The interview continues:

Cathal MacCoille: What about Treaty change? What is our position? It seems to be getting closer and closer, and the Germans are talking harder and harder about it.

Rabbitte: …no Irish political party wants a referendum, but I don’t think we shouldn’t dismiss sight unseen. I’ve great confidence in the common sense of a majority the Irish people. If there was a pathway out the morass we find ourselves in now, and if there was a significant alleviation in terms of the debt burden promised as a result of whatever Treaty changes might be contemplated then we would have to look at that situation very seriously. We’re not looking for a referendum we don’t want a referendum  but I’m not prepared to dismiss the idea of a referendum out of hand without knowing the context and without knowing what it would offer the Irish people.

Cathal MacCoille: It sounds like the money terms would need to be right.

Rabbitte: Debt sustainability is still an issue, but yes.

Is this the new talking point? Is it that case that Ireland’s promissory notes are the price of a ‘yes’ from the government to a possible Treaty change? If so: what should the ‘discount’ be? Karl (and indeed Lorcan) have been spending quite a bit of time on the promissory note story, and given the sums of money involved, it’s something we should keep an eye on.

McCarthy: The Eurozone can be saved

Hoisted from the comments (ht Michael Hennigan), here’s Colm McCarthy in today’s Sunday Independent writing on the Eurozone crisis. It’s worthy of reproduction in its entirety on the site but I’m not sure the Indo editors would be happy about it. So head over and read it there, and head back to comment. This piece usefully advances the debate we’ve been having in another thread, so I’ll close that one and hope commenters will move up to this one. From the piece:

If the eurozone is to become a credible currency union for the long haul, assuming it survives the efforts of its rescuers, there will have to be treaty changes. It is foolish to dismiss the possibility that sensible treaty changes, worthy of support even from countries damaged by the bungling response to the crisis, cannot be envisaged.

Document layout detection data
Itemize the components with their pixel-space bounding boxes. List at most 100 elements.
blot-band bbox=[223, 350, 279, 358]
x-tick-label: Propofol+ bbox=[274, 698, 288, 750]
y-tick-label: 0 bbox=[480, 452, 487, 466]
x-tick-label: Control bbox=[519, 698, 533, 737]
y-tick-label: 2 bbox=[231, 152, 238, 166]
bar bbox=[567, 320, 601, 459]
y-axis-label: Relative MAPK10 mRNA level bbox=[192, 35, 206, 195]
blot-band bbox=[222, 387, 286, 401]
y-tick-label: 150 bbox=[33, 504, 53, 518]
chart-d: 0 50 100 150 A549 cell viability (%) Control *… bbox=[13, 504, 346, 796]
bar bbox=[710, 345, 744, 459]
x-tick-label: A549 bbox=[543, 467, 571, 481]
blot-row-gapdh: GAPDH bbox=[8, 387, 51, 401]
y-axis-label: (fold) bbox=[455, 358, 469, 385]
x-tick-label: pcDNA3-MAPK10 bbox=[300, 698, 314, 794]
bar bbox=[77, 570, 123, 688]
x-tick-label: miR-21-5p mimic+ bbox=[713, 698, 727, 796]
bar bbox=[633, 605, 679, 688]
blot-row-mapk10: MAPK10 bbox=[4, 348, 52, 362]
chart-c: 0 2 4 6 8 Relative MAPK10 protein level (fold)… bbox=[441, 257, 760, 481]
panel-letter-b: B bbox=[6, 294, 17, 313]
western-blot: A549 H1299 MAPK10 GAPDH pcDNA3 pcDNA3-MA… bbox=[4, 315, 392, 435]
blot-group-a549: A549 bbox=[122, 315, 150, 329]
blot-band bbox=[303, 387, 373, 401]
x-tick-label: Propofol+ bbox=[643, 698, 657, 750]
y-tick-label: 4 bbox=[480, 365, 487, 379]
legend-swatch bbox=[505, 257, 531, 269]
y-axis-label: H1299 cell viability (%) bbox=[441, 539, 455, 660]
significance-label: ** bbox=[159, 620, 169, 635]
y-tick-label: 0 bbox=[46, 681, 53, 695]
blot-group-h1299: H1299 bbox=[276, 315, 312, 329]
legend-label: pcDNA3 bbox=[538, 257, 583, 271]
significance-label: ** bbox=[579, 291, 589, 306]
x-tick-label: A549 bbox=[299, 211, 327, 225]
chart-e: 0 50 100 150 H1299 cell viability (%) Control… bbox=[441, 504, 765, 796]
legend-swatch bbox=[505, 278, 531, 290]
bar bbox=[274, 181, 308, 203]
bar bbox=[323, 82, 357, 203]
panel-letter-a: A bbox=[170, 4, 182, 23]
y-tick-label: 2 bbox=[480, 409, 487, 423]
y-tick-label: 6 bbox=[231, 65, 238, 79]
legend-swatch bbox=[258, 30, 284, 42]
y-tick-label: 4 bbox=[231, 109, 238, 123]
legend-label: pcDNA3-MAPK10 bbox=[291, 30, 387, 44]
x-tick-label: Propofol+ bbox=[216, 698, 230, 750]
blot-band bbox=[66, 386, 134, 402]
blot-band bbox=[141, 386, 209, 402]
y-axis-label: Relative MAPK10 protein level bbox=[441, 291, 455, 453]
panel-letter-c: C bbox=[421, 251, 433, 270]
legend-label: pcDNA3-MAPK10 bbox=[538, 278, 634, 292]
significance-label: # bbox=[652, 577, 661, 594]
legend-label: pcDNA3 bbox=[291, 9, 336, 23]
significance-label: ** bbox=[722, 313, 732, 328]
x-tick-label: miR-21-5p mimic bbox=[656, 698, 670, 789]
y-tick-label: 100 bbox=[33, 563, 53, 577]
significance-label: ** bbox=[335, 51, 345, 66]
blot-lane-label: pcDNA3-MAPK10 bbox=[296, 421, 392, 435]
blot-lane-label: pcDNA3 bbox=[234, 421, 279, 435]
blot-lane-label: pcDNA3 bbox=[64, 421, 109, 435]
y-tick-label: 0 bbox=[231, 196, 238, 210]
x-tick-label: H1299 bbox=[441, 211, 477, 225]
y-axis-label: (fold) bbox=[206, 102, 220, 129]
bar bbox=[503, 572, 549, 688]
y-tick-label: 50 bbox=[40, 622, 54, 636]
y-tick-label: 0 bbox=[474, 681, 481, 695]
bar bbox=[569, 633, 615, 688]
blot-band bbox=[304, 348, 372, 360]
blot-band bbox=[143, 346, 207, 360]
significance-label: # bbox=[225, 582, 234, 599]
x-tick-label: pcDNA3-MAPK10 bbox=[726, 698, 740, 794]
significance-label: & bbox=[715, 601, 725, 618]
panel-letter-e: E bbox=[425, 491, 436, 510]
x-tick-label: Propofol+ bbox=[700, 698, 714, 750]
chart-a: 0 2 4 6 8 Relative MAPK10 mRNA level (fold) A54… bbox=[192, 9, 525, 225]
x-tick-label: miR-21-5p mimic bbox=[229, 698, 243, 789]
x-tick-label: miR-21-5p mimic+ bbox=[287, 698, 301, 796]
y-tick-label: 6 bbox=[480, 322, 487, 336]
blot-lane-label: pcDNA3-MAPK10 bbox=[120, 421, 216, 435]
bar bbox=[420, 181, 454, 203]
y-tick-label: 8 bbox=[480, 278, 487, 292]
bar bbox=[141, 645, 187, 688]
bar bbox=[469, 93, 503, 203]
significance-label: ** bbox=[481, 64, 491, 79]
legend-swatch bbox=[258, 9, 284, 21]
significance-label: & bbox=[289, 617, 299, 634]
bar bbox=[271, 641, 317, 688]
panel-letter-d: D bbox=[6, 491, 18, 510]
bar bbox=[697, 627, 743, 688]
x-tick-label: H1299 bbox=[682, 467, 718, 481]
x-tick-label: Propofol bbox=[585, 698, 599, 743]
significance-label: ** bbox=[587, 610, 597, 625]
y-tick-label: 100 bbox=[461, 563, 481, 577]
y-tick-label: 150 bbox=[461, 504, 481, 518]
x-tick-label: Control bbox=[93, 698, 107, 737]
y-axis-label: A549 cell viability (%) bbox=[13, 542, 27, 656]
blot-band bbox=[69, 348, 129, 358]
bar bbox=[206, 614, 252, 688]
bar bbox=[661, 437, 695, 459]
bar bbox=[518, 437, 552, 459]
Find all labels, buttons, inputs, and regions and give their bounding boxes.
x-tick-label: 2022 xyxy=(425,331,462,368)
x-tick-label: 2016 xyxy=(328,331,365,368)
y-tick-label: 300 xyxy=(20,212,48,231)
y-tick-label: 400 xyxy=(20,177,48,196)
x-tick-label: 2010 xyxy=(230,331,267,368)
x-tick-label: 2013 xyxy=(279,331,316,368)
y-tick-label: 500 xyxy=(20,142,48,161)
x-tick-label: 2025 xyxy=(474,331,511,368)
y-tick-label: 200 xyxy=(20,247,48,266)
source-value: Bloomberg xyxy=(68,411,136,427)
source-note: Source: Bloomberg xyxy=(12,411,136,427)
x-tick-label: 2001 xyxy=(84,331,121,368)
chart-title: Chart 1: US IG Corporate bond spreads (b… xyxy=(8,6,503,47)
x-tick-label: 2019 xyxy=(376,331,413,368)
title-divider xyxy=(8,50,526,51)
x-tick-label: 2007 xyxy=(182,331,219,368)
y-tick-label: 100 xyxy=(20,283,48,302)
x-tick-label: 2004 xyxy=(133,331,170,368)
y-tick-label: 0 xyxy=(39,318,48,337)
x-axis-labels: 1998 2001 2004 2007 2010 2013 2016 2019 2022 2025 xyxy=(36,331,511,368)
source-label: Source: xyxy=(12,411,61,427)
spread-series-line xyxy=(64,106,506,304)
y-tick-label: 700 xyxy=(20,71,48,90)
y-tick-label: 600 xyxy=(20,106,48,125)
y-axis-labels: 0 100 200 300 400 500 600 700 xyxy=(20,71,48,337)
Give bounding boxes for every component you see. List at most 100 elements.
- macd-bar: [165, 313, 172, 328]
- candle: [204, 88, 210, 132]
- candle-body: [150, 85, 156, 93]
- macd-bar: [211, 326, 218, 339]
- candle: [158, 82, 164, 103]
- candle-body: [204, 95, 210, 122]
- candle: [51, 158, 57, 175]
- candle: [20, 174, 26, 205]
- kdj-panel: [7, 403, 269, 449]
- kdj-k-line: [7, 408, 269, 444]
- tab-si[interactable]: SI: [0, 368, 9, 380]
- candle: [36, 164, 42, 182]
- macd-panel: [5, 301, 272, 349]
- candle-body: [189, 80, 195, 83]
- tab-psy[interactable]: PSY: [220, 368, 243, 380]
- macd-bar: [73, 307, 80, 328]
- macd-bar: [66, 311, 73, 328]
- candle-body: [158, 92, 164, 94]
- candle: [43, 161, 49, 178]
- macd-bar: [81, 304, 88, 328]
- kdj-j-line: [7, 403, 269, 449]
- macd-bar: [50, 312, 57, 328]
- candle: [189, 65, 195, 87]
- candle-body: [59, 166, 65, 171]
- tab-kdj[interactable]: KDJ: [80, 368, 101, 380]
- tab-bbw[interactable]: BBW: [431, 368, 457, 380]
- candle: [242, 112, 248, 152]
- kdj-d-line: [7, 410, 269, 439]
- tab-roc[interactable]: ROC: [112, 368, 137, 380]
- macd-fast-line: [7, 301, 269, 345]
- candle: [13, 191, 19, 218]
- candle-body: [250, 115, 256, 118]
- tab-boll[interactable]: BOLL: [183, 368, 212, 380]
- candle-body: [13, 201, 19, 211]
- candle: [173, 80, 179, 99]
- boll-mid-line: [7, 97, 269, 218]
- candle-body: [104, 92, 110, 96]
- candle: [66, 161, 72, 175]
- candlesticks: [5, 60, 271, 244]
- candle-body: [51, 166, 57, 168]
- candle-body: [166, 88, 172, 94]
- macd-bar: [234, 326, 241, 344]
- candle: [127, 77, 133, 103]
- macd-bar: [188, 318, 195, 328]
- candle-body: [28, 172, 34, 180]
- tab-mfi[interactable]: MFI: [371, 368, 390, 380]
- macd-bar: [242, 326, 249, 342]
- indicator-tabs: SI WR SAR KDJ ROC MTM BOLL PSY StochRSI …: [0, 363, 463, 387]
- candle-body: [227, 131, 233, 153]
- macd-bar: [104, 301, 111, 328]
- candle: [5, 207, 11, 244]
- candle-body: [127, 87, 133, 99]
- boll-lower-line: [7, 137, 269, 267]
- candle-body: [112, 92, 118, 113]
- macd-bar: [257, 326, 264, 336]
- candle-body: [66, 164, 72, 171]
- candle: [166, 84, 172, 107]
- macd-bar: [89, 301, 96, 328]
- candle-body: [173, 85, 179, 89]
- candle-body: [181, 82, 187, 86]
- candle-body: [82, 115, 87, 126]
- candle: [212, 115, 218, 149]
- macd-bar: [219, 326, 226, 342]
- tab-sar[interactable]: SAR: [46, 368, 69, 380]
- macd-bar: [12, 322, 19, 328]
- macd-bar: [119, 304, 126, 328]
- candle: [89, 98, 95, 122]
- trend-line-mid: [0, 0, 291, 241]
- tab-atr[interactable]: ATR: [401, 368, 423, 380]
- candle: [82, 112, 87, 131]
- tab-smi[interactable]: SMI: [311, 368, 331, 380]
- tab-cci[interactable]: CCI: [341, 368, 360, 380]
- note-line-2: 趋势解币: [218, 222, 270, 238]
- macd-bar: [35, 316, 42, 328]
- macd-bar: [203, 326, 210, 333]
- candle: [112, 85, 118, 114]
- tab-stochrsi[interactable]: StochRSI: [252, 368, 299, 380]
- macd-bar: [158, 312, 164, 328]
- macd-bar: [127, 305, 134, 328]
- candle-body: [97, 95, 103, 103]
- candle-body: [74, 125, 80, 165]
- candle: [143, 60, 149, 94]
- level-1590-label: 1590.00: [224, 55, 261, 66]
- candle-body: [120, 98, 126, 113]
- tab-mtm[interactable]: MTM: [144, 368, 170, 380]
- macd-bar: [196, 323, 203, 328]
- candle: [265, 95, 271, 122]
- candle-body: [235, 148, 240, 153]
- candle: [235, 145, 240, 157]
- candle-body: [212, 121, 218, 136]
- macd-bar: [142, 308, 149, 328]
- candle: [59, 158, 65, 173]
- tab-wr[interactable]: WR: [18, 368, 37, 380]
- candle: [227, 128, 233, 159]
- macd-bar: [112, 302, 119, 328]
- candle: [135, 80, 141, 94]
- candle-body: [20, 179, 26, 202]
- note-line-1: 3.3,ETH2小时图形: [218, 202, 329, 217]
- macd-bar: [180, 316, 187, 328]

*Tasks to complete*
(a) Based on the text on Treaty change, decide whether each statement agrees with it, answering yes or no and quoting the deciding words: (i) Rabbitte says no Irish political party wants a referendum. (ii) Colm McCarthy's piece appeared in the Irish Times. (iii) The author reproduces McCarthy's piece in full on the site.
(b) Write what follows the last sentence of the text on Treaty change.
The records have nothing to do with the text on Treaty change.

*Answers to the problems*
(a)
(i) Yes: "no Irish political party wants a referendum"
(ii) No: "Colm McCarthy in today’s Sunday Independent"
(iii) No: "So head over and read it there"

(b)
These treaty changes could involve a loss of fiscal sovereignty for Ireland. But Ireland has lost its fiscal sovereignty already.

There is, in any event, no cost in accepting a regime of fiscal discipline to which any sensible country would willingly subscribe.

The real issue is whether Europe can create a proper central bank and accountable decision-making authority to go with its premature currency union. If this can be achieved, the euro is worthy of rescue.

Klau: transfer of sovereignty to Europe only way to save Eurozone

Thomas Klau has written an LBS-level piece in today’s Irish Times. The substance of his argument is that Ireland and other nations must accept a further transfer of sovereignty to Europe to save the Eurozone. From the piece:

Ireland’s citizens have made a name for themselves in Europe for their particular reluctance to hand more powers to Brussels. But the disintegration of the euro zone is inevitable unless more powers are given to its joint political authorities – and Ireland should have a strong interest in such powers being exercised through means other than a Franco-German directoire.

It is now apparent that the notorious

Irish insistence on each member state retaining its own right to a European commissioner has backfired very badly: the ensuing expansion of the number of commissioners has been a main factor behind the political decline of the institution, now marginalised by a European Council largely run by Germany and France.

Here is a lesson to be learned: Irish obstreperousness gave Ireland a splendid feeling of leverage for a few months – and has lethally weakened its best ally in Brussels.

There are quite a few problems with Mr Klau’s argument, but I’ll leave our commenters to point them out.